— Start RECORDS TO USE —

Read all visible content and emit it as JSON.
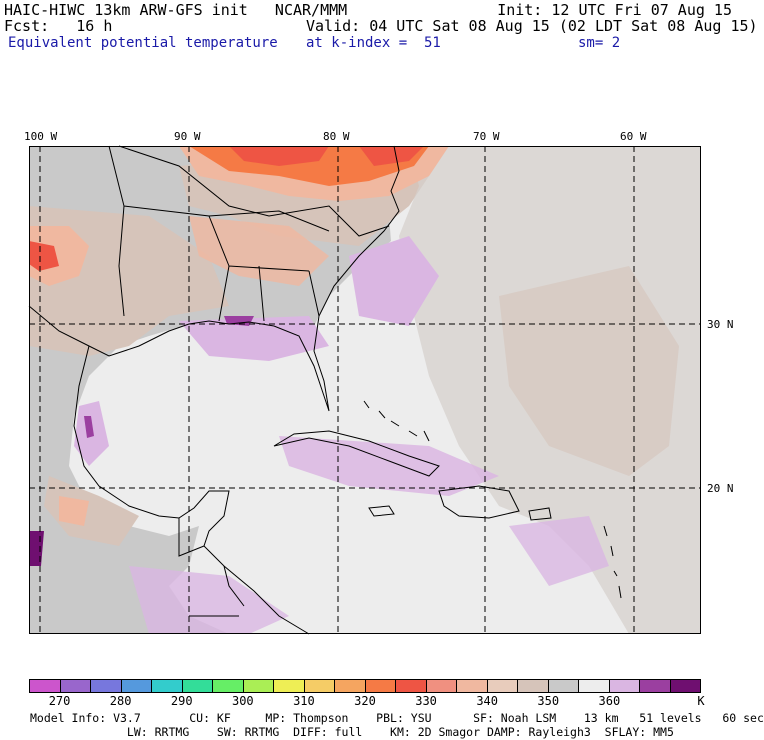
{
  "header": {
    "model_line": "HAIC-HIWC 13km ARW-GFS init   NCAR/MMM",
    "init_line": "Init: 12 UTC Fri 07 Aug 15",
    "fcst_line": "Fcst:   16 h",
    "valid_line": "Valid: 04 UTC Sat 08 Aug 15 (02 LDT Sat 08 Aug 15)",
    "field_name": "Equivalent potential temperature",
    "level_line": "at k-index =  51",
    "smooth_line": "sm= 2"
  },
  "map": {
    "lon_labels": [
      "100 W",
      "90 W",
      "80 W",
      "70 W",
      "60 W"
    ],
    "lat_labels": [
      "30 N",
      "20 N"
    ]
  },
  "colorbar": {
    "colors": [
      "#cc55cc",
      "#9966cc",
      "#7777dd",
      "#5599dd",
      "#33cccc",
      "#33dd99",
      "#66ee66",
      "#aaee55",
      "#eeee55",
      "#f5cc66",
      "#f5a560",
      "#f57a45",
      "#ee5544",
      "#f09080",
      "#f0b8a0",
      "#e8ccbc",
      "#d6c4ba",
      "#c9c9c9",
      "#ededed",
      "#dab6e2",
      "#9b3fa0",
      "#6f0f70"
    ],
    "labels": [
      "270",
      "280",
      "290",
      "300",
      "310",
      "320",
      "330",
      "340",
      "350",
      "360",
      "K"
    ]
  },
  "footer": {
    "line1": "Model Info: V3.7       CU: KF     MP: Thompson    PBL: YSU      SF: Noah LSM    13 km   51 levels   60 sec",
    "line2": "              LW: RRTMG    SW: RRTMG  DIFF: full    KM: 2D Smagor DAMP: Rayleigh3  SFLAY: MM5"
  }
}
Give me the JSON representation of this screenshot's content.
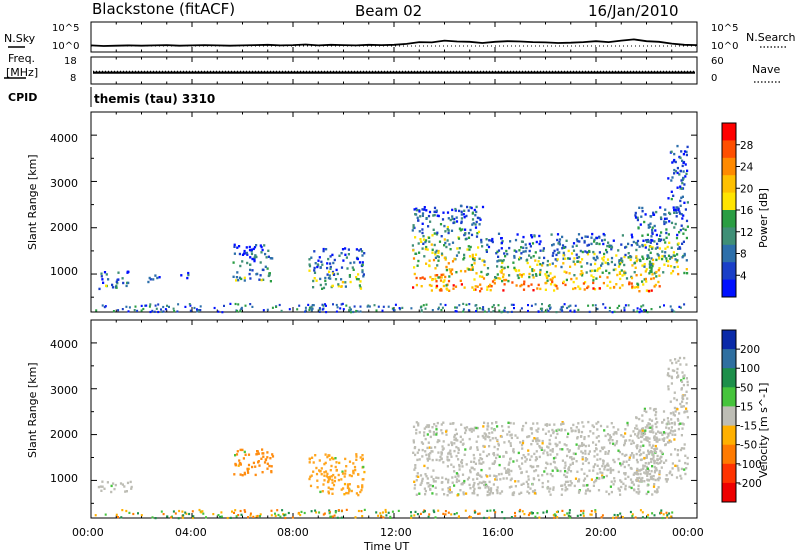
{
  "header": {
    "station": "Blackstone (fitACF)",
    "beam": "Beam 02",
    "date": "16/Jan/2010"
  },
  "chart_data": [
    {
      "type": "line",
      "name": "noise-panel",
      "left_label": "N.Sky",
      "right_label": "N.Search",
      "left_ticks": [
        "10^5",
        "10^0"
      ],
      "right_ticks": [
        "10^5",
        "10^0"
      ],
      "x_range_hours": [
        0,
        24
      ],
      "x": [
        0,
        0.5,
        1,
        1.5,
        2,
        2.5,
        3,
        3.5,
        4,
        4.5,
        5,
        5.5,
        6,
        6.5,
        7,
        7.5,
        8,
        8.5,
        9,
        9.5,
        10,
        10.5,
        11,
        11.5,
        12,
        12.5,
        13,
        13.5,
        14,
        14.5,
        15,
        15.5,
        16,
        16.5,
        17,
        17.5,
        18,
        18.5,
        19,
        19.5,
        20,
        20.5,
        21,
        21.5,
        22,
        22.5,
        23,
        23.5,
        24
      ],
      "y_norm": [
        0.22,
        0.2,
        0.21,
        0.22,
        0.21,
        0.22,
        0.23,
        0.21,
        0.22,
        0.23,
        0.22,
        0.21,
        0.22,
        0.23,
        0.24,
        0.22,
        0.23,
        0.25,
        0.22,
        0.24,
        0.23,
        0.22,
        0.24,
        0.23,
        0.24,
        0.27,
        0.33,
        0.32,
        0.38,
        0.35,
        0.34,
        0.3,
        0.34,
        0.36,
        0.35,
        0.33,
        0.32,
        0.3,
        0.31,
        0.33,
        0.36,
        0.33,
        0.38,
        0.42,
        0.36,
        0.34,
        0.28,
        0.24,
        0.23
      ]
    },
    {
      "type": "line",
      "name": "frequency-panel",
      "left_label": "Freq. [MHz]",
      "right_label": "Nave",
      "left_ticks": [
        "18",
        "8"
      ],
      "right_ticks": [
        "60",
        "0"
      ],
      "x_range_hours": [
        0,
        24
      ],
      "line_level_norm": 0.42,
      "dotted_level_norm": 0.47
    },
    {
      "type": "table",
      "name": "cpid-row",
      "label": "CPID",
      "value": "themis (tau) 3310"
    },
    {
      "type": "heatmap",
      "name": "power-panel",
      "ylabel": "Slant Range [km]",
      "yticks": [
        1000,
        2000,
        3000,
        4000
      ],
      "ylim": [
        180,
        4500
      ],
      "xlim": [
        0,
        24
      ],
      "colorbar": {
        "label": "Power [dB]",
        "ticks": [
          "28",
          "24",
          "20",
          "16",
          "12",
          "8",
          "4"
        ],
        "colors": [
          "#ff0000",
          "#ff4f00",
          "#ff8a00",
          "#ffc000",
          "#ffe400",
          "#2a9d43",
          "#3f8f76",
          "#2d6faa",
          "#1a3fc8",
          "#0010ff"
        ]
      },
      "regions": [
        {
          "t": [
            0.25,
            1.5
          ],
          "r": [
            700,
            1100
          ],
          "level": 0.3
        },
        {
          "t": [
            2.2,
            2.8
          ],
          "r": [
            850,
            1050
          ],
          "level": 0.2
        },
        {
          "t": [
            3.5,
            3.9
          ],
          "r": [
            880,
            1050
          ],
          "level": 0.25
        },
        {
          "t": [
            5.6,
            7.2
          ],
          "r": [
            850,
            1700
          ],
          "level": 0.35
        },
        {
          "t": [
            8.6,
            10.8
          ],
          "r": [
            700,
            1600
          ],
          "level": 0.45
        },
        {
          "t": [
            12.7,
            15.5
          ],
          "r": [
            650,
            2500
          ],
          "level": 0.8
        },
        {
          "t": [
            15.5,
            22.5
          ],
          "r": [
            650,
            1900
          ],
          "level": 0.75
        },
        {
          "t": [
            21.5,
            23.6
          ],
          "r": [
            1000,
            2500
          ],
          "level": 0.55
        },
        {
          "t": [
            22.8,
            23.6
          ],
          "r": [
            2500,
            3800
          ],
          "level": 0.2
        }
      ]
    },
    {
      "type": "heatmap",
      "name": "velocity-panel",
      "ylabel": "Slant Range [km]",
      "yticks": [
        1000,
        2000,
        3000,
        4000
      ],
      "ylim": [
        180,
        4500
      ],
      "xlim": [
        0,
        24
      ],
      "xticks": [
        "00:00",
        "04:00",
        "08:00",
        "12:00",
        "16:00",
        "20:00",
        "00:00"
      ],
      "xlabel": "Time UT",
      "colorbar": {
        "label": "Velocity [m s^-1]",
        "ticks": [
          "200",
          "100",
          "50",
          "15",
          "-15",
          "-50",
          "-100",
          "-200"
        ],
        "colors": [
          "#0a2aa8",
          "#2f6fa0",
          "#1d8f4a",
          "#46c43c",
          "#bdbdb5",
          "#ffb000",
          "#ff7a00",
          "#ff3300",
          "#ee0000"
        ]
      },
      "regions": [
        {
          "t": [
            0.25,
            1.6
          ],
          "r": [
            750,
            1000
          ],
          "color": "#bdbdb5"
        },
        {
          "t": [
            5.6,
            7.2
          ],
          "r": [
            1100,
            1700
          ],
          "color": "#ff8c10"
        },
        {
          "t": [
            8.6,
            10.8
          ],
          "r": [
            700,
            1600
          ],
          "color": "#ffa51f"
        },
        {
          "t": [
            12.7,
            22.5
          ],
          "r": [
            700,
            2300
          ],
          "color": "#bdbdb5"
        },
        {
          "t": [
            21.5,
            23.6
          ],
          "r": [
            1000,
            2600
          ],
          "color": "#bdbdb5"
        },
        {
          "t": [
            22.8,
            23.6
          ],
          "r": [
            2600,
            3700
          ],
          "color": "#bdbdb5"
        }
      ]
    }
  ]
}
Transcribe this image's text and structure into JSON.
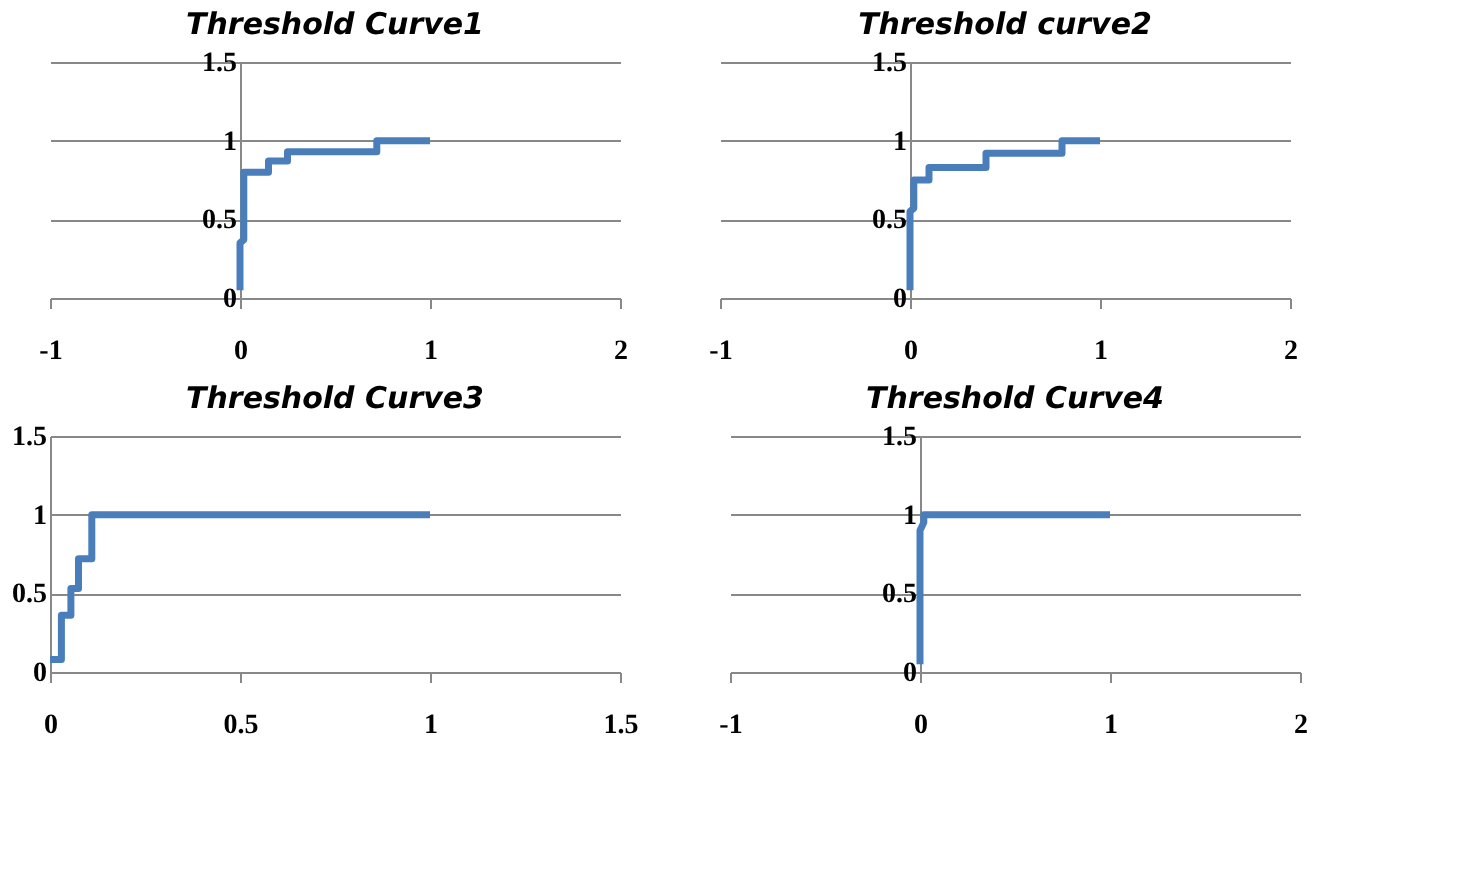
{
  "chart_data": [
    {
      "type": "line",
      "title": "Threshold Curve1",
      "xlim": [
        -1,
        2
      ],
      "xticks": [
        -1,
        0,
        1,
        2
      ],
      "ylim": [
        0,
        1.5
      ],
      "yticks": [
        0,
        0.5,
        1,
        1.5
      ],
      "grid": "y",
      "marker": "none",
      "line_style": "solid",
      "series": [
        {
          "color": "#4a7ebb",
          "x": [
            0,
            0,
            0.02,
            0.02,
            0.15,
            0.15,
            0.25,
            0.25,
            0.72,
            0.72,
            1
          ],
          "values": [
            0.05,
            0.35,
            0.37,
            0.8,
            0.8,
            0.87,
            0.87,
            0.93,
            0.93,
            1,
            1
          ]
        }
      ]
    },
    {
      "type": "line",
      "title": "Threshold curve2",
      "xlim": [
        -1,
        2
      ],
      "xticks": [
        -1,
        0,
        1,
        2
      ],
      "ylim": [
        0,
        1.5
      ],
      "yticks": [
        0,
        0.5,
        1,
        1.5
      ],
      "grid": "y",
      "marker": "none",
      "line_style": "solid",
      "series": [
        {
          "color": "#4a7ebb",
          "x": [
            0,
            0,
            0.02,
            0.02,
            0.1,
            0.1,
            0.4,
            0.4,
            0.8,
            0.8,
            1
          ],
          "values": [
            0.05,
            0.55,
            0.57,
            0.75,
            0.75,
            0.83,
            0.83,
            0.92,
            0.92,
            1,
            1
          ]
        }
      ]
    },
    {
      "type": "line",
      "title": "Threshold Curve3",
      "xlim": [
        0,
        1.5
      ],
      "xticks": [
        0,
        0.5,
        1,
        1.5
      ],
      "ylim": [
        0,
        1.5
      ],
      "yticks": [
        0,
        0.5,
        1,
        1.5
      ],
      "grid": "y",
      "marker": "none",
      "line_style": "solid",
      "series": [
        {
          "color": "#4a7ebb",
          "x": [
            0,
            0.03,
            0.03,
            0.055,
            0.055,
            0.075,
            0.075,
            0.11,
            0.11,
            1
          ],
          "values": [
            0.08,
            0.08,
            0.36,
            0.36,
            0.53,
            0.53,
            0.72,
            0.72,
            1,
            1
          ]
        }
      ]
    },
    {
      "type": "line",
      "title": "Threshold Curve4",
      "xlim": [
        -1,
        2
      ],
      "xticks": [
        -1,
        0,
        1,
        2
      ],
      "ylim": [
        0,
        1.5
      ],
      "yticks": [
        0,
        0.5,
        1,
        1.5
      ],
      "grid": "y",
      "marker": "none",
      "line_style": "solid",
      "series": [
        {
          "color": "#4a7ebb",
          "x": [
            0,
            0,
            0.02,
            0.02,
            1
          ],
          "values": [
            0.05,
            0.9,
            0.95,
            1,
            1
          ]
        }
      ]
    }
  ]
}
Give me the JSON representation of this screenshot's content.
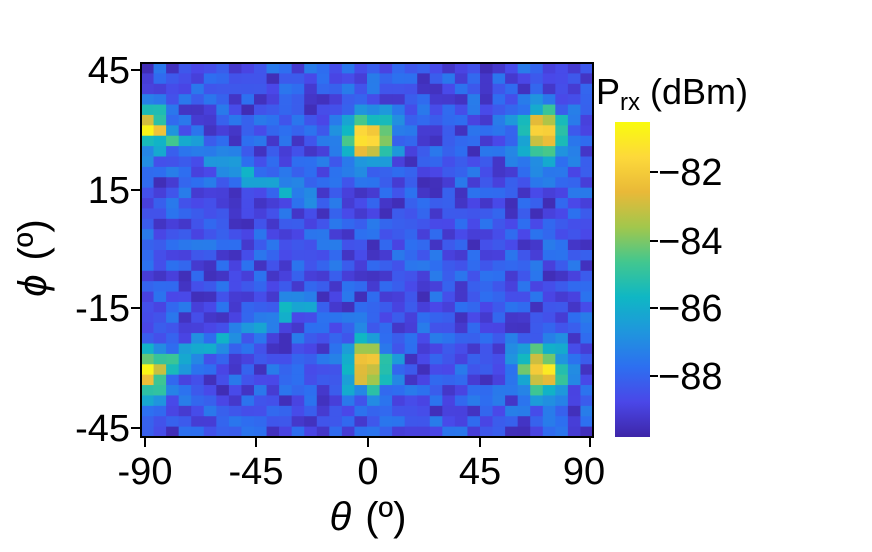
{
  "chart_data": {
    "type": "heatmap",
    "title": "",
    "xlabel": "θ (º)",
    "xlabel_symbol": "θ",
    "xlabel_unit": "(º)",
    "ylabel": "ϕ (º)",
    "ylabel_symbol": "ϕ",
    "ylabel_unit": "(º)",
    "xlim": [
      -90,
      90
    ],
    "ylim": [
      -45,
      45
    ],
    "x_ticks": [
      "-90",
      "-45",
      "0",
      "45",
      "90"
    ],
    "y_ticks": [
      "45",
      "15",
      "-15",
      "-45"
    ],
    "grid": false,
    "colorbar": {
      "title": "P",
      "title_subscript": "rx",
      "title_unit": "(dBm)",
      "range": [
        -89.8,
        -80.6
      ],
      "ticks": [
        "−82",
        "−84",
        "−86",
        "−88"
      ],
      "colormap": "parula",
      "colors": [
        "#3e26a8",
        "#4a47e8",
        "#2d6ff0",
        "#1f96dd",
        "#0fb7c4",
        "#42c78f",
        "#a2c74c",
        "#e9b938",
        "#fdd93a",
        "#f9fb0e"
      ]
    },
    "grid_resolution": {
      "theta_columns": 36,
      "phi_rows": 36
    },
    "hotspots": [
      {
        "theta": 0,
        "phi": 27,
        "peak_dBm": -81.5
      },
      {
        "theta": 70,
        "phi": 28,
        "peak_dBm": -81.5
      },
      {
        "theta": 0,
        "phi": -28,
        "peak_dBm": -81.8
      },
      {
        "theta": 70,
        "phi": -29,
        "peak_dBm": -81.6
      },
      {
        "theta": -88,
        "phi": 30,
        "peak_dBm": -83.5
      },
      {
        "theta": -88,
        "phi": -30,
        "peak_dBm": -83.5
      }
    ],
    "background_dBm": -88.5
  }
}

— End RECORDS TO USE —

PROBLEM TO SOLVE:
Gather each line in the entries above where the string "JSON" is found.

SOLUTION TO THIS PROBLEM:
Read all visible content and emit it as JSON.
Give me the JSON representation of this screenshot's content.
Transcribe this image's text and structure into JSON.
Give me the JSON representation of this screenshot's content.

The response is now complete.